# START OF Raw data

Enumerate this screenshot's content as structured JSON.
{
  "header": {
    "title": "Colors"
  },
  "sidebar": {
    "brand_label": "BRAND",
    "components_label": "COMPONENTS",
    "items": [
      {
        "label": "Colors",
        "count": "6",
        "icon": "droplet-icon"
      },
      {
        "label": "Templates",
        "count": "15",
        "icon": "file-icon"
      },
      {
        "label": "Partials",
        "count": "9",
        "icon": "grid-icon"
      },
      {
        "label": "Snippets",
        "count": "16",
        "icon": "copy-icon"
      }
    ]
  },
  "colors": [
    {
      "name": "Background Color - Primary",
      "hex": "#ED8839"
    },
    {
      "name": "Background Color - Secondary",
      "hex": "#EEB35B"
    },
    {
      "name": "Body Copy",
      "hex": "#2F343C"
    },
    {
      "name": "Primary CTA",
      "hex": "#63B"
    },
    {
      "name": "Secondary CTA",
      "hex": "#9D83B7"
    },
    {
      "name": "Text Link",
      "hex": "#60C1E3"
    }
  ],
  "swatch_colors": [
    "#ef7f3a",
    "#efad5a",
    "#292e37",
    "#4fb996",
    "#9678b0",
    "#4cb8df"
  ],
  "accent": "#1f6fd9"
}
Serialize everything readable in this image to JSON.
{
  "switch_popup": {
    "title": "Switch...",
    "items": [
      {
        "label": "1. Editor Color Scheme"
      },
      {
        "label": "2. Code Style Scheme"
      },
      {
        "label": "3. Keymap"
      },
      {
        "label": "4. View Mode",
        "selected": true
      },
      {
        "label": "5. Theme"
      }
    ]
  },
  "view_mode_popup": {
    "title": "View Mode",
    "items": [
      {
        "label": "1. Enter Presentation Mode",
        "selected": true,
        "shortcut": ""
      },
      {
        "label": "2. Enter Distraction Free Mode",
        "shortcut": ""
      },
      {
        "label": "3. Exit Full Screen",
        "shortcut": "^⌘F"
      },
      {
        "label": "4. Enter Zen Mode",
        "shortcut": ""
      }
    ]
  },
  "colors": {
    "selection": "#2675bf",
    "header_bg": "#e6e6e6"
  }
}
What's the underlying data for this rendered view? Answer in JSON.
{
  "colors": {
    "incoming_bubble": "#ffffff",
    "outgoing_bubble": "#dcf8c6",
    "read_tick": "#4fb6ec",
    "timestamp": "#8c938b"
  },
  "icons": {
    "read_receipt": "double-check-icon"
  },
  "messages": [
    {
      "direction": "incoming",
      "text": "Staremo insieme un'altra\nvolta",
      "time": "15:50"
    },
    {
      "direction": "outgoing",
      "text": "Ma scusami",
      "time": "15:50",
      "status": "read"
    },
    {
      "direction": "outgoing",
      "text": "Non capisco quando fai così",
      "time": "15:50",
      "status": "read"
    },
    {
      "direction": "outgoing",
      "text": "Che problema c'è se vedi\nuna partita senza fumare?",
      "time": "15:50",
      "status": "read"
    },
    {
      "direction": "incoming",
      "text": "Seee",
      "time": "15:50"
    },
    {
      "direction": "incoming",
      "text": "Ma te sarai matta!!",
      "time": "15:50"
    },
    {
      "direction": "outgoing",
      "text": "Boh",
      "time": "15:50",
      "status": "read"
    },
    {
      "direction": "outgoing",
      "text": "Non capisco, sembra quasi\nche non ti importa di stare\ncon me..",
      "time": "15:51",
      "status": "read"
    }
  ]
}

# END OF Raw data

Your objective
Tally the lines of the data that hold the string "capisco". Answer with the number and nothing more.

Answer to the problem
2